Element box annotations
+ + +

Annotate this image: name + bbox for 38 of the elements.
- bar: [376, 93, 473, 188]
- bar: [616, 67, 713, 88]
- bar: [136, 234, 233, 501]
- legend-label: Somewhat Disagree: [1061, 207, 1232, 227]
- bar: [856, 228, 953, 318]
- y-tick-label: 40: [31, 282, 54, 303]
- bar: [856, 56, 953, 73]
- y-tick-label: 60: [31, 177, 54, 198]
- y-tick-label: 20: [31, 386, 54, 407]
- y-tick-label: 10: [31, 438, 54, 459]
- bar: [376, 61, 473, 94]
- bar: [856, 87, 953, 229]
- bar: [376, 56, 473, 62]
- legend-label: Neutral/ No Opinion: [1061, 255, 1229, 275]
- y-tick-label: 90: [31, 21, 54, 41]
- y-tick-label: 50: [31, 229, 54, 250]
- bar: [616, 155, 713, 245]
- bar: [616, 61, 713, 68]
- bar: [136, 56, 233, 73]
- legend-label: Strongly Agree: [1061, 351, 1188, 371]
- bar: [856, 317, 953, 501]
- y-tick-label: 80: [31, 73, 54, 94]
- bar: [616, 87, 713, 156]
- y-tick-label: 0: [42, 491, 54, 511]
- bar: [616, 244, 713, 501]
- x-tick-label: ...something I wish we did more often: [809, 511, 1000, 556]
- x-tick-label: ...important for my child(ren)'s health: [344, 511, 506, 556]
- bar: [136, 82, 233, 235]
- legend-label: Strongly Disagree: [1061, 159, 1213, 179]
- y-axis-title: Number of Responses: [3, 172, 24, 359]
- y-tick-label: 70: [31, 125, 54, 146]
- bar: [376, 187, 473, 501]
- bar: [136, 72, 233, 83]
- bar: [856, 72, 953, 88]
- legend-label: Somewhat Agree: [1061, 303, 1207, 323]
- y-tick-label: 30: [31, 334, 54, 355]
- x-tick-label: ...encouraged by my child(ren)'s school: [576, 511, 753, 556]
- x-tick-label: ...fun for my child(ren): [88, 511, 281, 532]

+ + +

» EXERCISE: Update all of the data above so that every "legend-label" becomes "legend-entry", with everything else left unchanged.

» SOLUTION FOR THIS EXERCISE:
Annotate this image: name + bbox for 38 of the elements.
- bar: [376, 93, 473, 188]
- bar: [616, 67, 713, 88]
- bar: [136, 234, 233, 501]
- legend-entry: Somewhat Disagree: [1061, 207, 1232, 227]
- bar: [856, 228, 953, 318]
- y-tick-label: 40: [31, 282, 54, 303]
- bar: [856, 56, 953, 73]
- y-tick-label: 60: [31, 177, 54, 198]
- y-tick-label: 20: [31, 386, 54, 407]
- y-tick-label: 10: [31, 438, 54, 459]
- bar: [376, 61, 473, 94]
- bar: [856, 87, 953, 229]
- bar: [376, 56, 473, 62]
- legend-entry: Neutral/ No Opinion: [1061, 255, 1229, 275]
- y-tick-label: 90: [31, 21, 54, 41]
- y-tick-label: 50: [31, 229, 54, 250]
- bar: [616, 155, 713, 245]
- bar: [616, 61, 713, 68]
- bar: [136, 56, 233, 73]
- legend-entry: Strongly Agree: [1061, 351, 1188, 371]
- bar: [856, 317, 953, 501]
- y-tick-label: 80: [31, 73, 54, 94]
- bar: [616, 87, 713, 156]
- y-tick-label: 0: [42, 491, 54, 511]
- bar: [616, 244, 713, 501]
- x-tick-label: ...something I wish we did more often: [809, 511, 1000, 556]
- x-tick-label: ...important for my child(ren)'s health: [344, 511, 506, 556]
- bar: [136, 82, 233, 235]
- legend-entry: Strongly Disagree: [1061, 159, 1213, 179]
- y-axis-title: Number of Responses: [3, 172, 24, 359]
- y-tick-label: 70: [31, 125, 54, 146]
- bar: [376, 187, 473, 501]
- bar: [136, 72, 233, 83]
- bar: [856, 72, 953, 88]
- legend-entry: Somewhat Agree: [1061, 303, 1207, 323]
- y-tick-label: 30: [31, 334, 54, 355]
- x-tick-label: ...encouraged by my child(ren)'s school: [576, 511, 753, 556]
- x-tick-label: ...fun for my child(ren): [88, 511, 281, 532]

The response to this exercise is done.